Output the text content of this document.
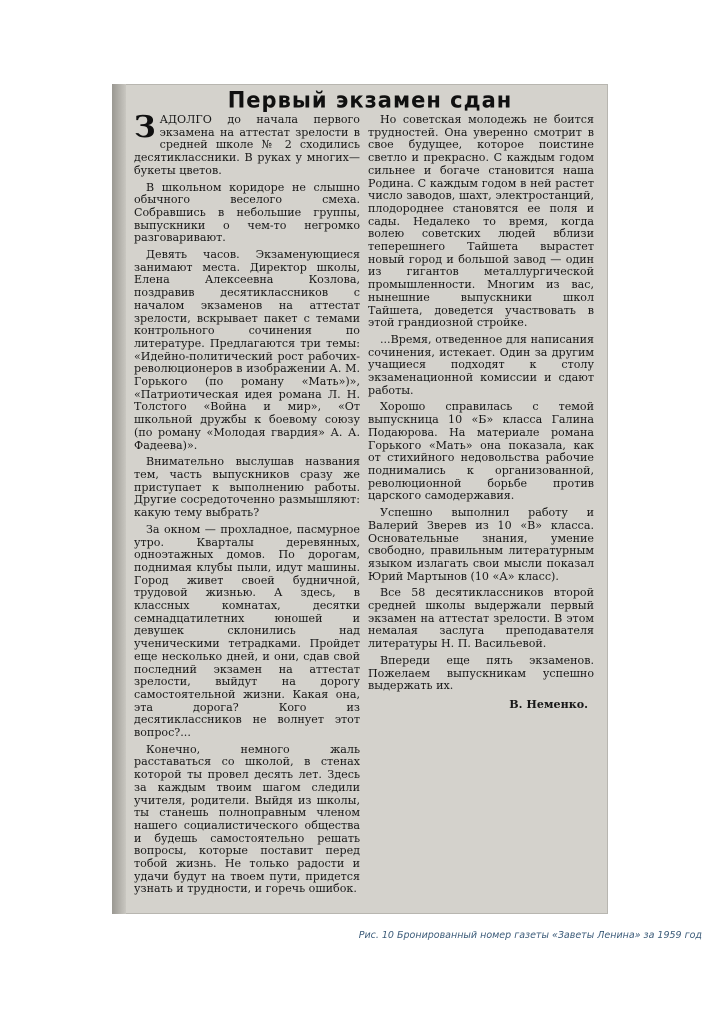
Первый экзамен сдан

ЗАДОЛГО до начала первого экзамена на аттестат зрелости в средней школе № 2 сходились десятиклассники. В руках у многих—букеты цветов.

В школьном коридоре не слышно обычного веселого смеха. Собравшись в небольшие группы, выпускники о чем-то негромко разговаривают.

Девять часов. Экзаменующиеся занимают места. Директор школы, Елена Алексеевна Козлова, поздравив десятиклассников с началом экзаменов на аттестат зрелости, вскрывает пакет с темами контрольного сочинения по литературе. Предлагаются три темы: «Идейно-политический рост рабочих-революционеров в изображении А. М. Горького (по роману «Мать»)», «Патриотическая идея романа Л. Н. Толстого «Война и мир», «От школьной дружбы к боевому союзу (по роману «Молодая гвардия» А. А. Фадеева)».

Внимательно выслушав названия тем, часть выпускников сразу же приступает к выполнению работы. Другие сосредоточенно размышляют: какую тему выбрать?

За окном — прохладное, пасмурное утро. Кварталы деревянных, одноэтажных домов. По дорогам, поднимая клубы пыли, идут машины. Город живет своей будничной, трудовой жизнью. А здесь, в классных комнатах, десятки семнадцатилетних юношей и девушек склонились над ученическими тетрадками. Пройдет еще несколько дней, и они, сдав свой последний экзамен на аттестат зрелости, выйдут на дорогу самостоятельной жизни. Какая она, эта дорога? Кого из десятиклассников не волнует этот вопрос?...

Конечно, немного жаль расставаться со школой, в стенах которой ты провел десять лет. Здесь за каждым твоим шагом следили учителя, родители. Выйдя из школы, ты станешь полноправным членом нашего социалистического общества и будешь самостоятельно решать вопросы, которые поставит перед тобой жизнь. Не только радости и удачи будут на твоем пути, придется узнать и трудности, и горечь ошибок.

Но советская молодежь не боится трудностей. Она уверенно смотрит в свое будущее, которое поистине светло и прекрасно. С каждым годом сильнее и богаче становится наша Родина. С каждым годом в ней растет число заводов, шахт, электростанций, плодороднее становятся ее поля и сады. Недалеко то время, когда волею советских людей вблизи теперешнего Тайшета вырастет новый город и большой завод — один из гигантов металлургической промышленности. Многим из вас, нынешние выпускники школ Тайшета, доведется участвовать в этой грандиозной стройке.

...Время, отведенное для написания сочинения, истекает. Один за другим учащиеся подходят к столу экзаменационной комиссии и сдают работы.

Хорошо справилась с темой выпускница 10 «Б» класса Галина Подаюрова. На материале романа Горького «Мать» она показала, как от стихийного недовольства рабочие поднимались к организованной, революционной борьбе против царского самодержавия.

Успешно выполнил работу и Валерий Зверев из 10 «В» класса. Основательные знания, умение свободно, правильным литературным языком излагать свои мысли показал Юрий Мартынов (10 «А» класс).

Все 58 десятиклассников второй средней школы выдержали первый экзамен на аттестат зрелости. В этом немалая заслуга преподавателя литературы Н. П. Васильевой.

Впереди еще пять экзаменов. Пожелаем выпускникам успешно выдержать их.

В. Неменко.
Рис. 10 Бронированный номер газеты «Заветы Ленина» за 1959 год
______
*THE REQUEST*: Reproduce the whole listing exactly, but not the images in it.

*FULL SOLUTION*:
Output the text content of this document.
Первый экзамен сдан

ЗАДОЛГО до начала первого экзамена на аттестат зрелости в средней школе № 2 сходились десятиклассники. В руках у многих—букеты цветов.

В школьном коридоре не слышно обычного веселого смеха. Собравшись в небольшие группы, выпускники о чем-то негромко разговаривают.

Девять часов. Экзаменующиеся занимают места. Директор школы, Елена Алексеевна Козлова, поздравив десятиклассников с началом экзаменов на аттестат зрелости, вскрывает пакет с темами контрольного сочинения по литературе. Предлагаются три темы: «Идейно-политический рост рабочих-революционеров в изображении А. М. Горького (по роману «Мать»)», «Патриотическая идея романа Л. Н. Толстого «Война и мир», «От школьной дружбы к боевому союзу (по роману «Молодая гвардия» А. А. Фадеева)».

Внимательно выслушав названия тем, часть выпускников сразу же приступает к выполнению работы. Другие сосредоточенно размышляют: какую тему выбрать?

За окном — прохладное, пасмурное утро. Кварталы деревянных, одноэтажных домов. По дорогам, поднимая клубы пыли, идут машины. Город живет своей будничной, трудовой жизнью. А здесь, в классных комнатах, десятки семнадцатилетних юношей и девушек склонились над ученическими тетрадками. Пройдет еще несколько дней, и они, сдав свой последний экзамен на аттестат зрелости, выйдут на дорогу самостоятельной жизни. Какая она, эта дорога? Кого из десятиклассников не волнует этот вопрос?...

Конечно, немного жаль расставаться со школой, в стенах которой ты провел десять лет. Здесь за каждым твоим шагом следили учителя, родители. Выйдя из школы, ты станешь полноправным членом нашего социалистического общества и будешь самостоятельно решать вопросы, которые поставит перед тобой жизнь. Не только радости и удачи будут на твоем пути, придется узнать и трудности, и горечь ошибок.

Но советская молодежь не боится трудностей. Она уверенно смотрит в свое будущее, которое поистине светло и прекрасно. С каждым годом сильнее и богаче становится наша Родина. С каждым годом в ней растет число заводов, шахт, электростанций, плодороднее становятся ее поля и сады. Недалеко то время, когда волею советских людей вблизи теперешнего Тайшета вырастет новый город и большой завод — один из гигантов металлургической промышленности. Многим из вас, нынешние выпускники школ Тайшета, доведется участвовать в этой грандиозной стройке.

...Время, отведенное для написания сочинения, истекает. Один за другим учащиеся подходят к столу экзаменационной комиссии и сдают работы.

Хорошо справилась с темой выпускница 10 «Б» класса Галина Подаюрова. На материале романа Горького «Мать» она показала, как от стихийного недовольства рабочие поднимались к организованной, революционной борьбе против царского самодержавия.

Успешно выполнил работу и Валерий Зверев из 10 «В» класса. Основательные знания, умение свободно, правильным литературным языком излагать свои мысли показал Юрий Мартынов (10 «А» класс).

Все 58 десятиклассников второй средней школы выдержали первый экзамен на аттестат зрелости. В этом немалая заслуга преподавателя литературы Н. П. Васильевой.

Впереди еще пять экзаменов. Пожелаем выпускникам успешно выдержать их.

В. Неменко.
Рис. 10 Бронированный номер газеты «Заветы Ленина» за 1959 год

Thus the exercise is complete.